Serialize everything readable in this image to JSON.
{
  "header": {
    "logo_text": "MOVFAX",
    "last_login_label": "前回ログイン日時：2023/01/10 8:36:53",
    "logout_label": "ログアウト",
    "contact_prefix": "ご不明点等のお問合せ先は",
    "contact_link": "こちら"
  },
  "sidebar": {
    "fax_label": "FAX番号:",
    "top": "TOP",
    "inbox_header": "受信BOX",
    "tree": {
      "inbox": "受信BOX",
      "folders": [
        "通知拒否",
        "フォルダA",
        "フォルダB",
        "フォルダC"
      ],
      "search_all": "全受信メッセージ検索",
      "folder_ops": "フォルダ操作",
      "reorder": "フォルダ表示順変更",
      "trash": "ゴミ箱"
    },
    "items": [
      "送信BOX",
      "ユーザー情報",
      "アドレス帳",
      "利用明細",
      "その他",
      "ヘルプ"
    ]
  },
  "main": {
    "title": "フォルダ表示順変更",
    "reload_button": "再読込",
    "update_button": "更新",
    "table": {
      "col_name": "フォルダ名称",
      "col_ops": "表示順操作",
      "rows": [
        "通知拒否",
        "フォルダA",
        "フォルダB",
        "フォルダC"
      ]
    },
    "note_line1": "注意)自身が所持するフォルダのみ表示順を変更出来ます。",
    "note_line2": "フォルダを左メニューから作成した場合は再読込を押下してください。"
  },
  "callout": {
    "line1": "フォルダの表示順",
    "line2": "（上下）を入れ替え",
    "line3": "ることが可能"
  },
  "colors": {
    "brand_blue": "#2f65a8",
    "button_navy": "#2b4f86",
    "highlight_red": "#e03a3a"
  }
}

Given instruction: Transcribe the material above in its entirety. Match it exactly.

Correct result:
Serialize everything readable in this image to JSON.
{
  "header": {
    "logo_text": "MOVFAX",
    "last_login_label": "前回ログイン日時：2023/01/10 8:36:53",
    "logout_label": "ログアウト",
    "contact_prefix": "ご不明点等のお問合せ先は",
    "contact_link": "こちら"
  },
  "sidebar": {
    "fax_label": "FAX番号:",
    "top": "TOP",
    "inbox_header": "受信BOX",
    "tree": {
      "inbox": "受信BOX",
      "folders": [
        "通知拒否",
        "フォルダA",
        "フォルダB",
        "フォルダC"
      ],
      "search_all": "全受信メッセージ検索",
      "folder_ops": "フォルダ操作",
      "reorder": "フォルダ表示順変更",
      "trash": "ゴミ箱"
    },
    "items": [
      "送信BOX",
      "ユーザー情報",
      "アドレス帳",
      "利用明細",
      "その他",
      "ヘルプ"
    ]
  },
  "main": {
    "title": "フォルダ表示順変更",
    "reload_button": "再読込",
    "update_button": "更新",
    "table": {
      "col_name": "フォルダ名称",
      "col_ops": "表示順操作",
      "rows": [
        "通知拒否",
        "フォルダA",
        "フォルダB",
        "フォルダC"
      ]
    },
    "note_line1": "注意)自身が所持するフォルダのみ表示順を変更出来ます。",
    "note_line2": "フォルダを左メニューから作成した場合は再読込を押下してください。"
  },
  "callout": {
    "line1": "フォルダの表示順",
    "line2": "（上下）を入れ替え",
    "line3": "ることが可能"
  },
  "colors": {
    "brand_blue": "#2f65a8",
    "button_navy": "#2b4f86",
    "highlight_red": "#e03a3a"
  }
}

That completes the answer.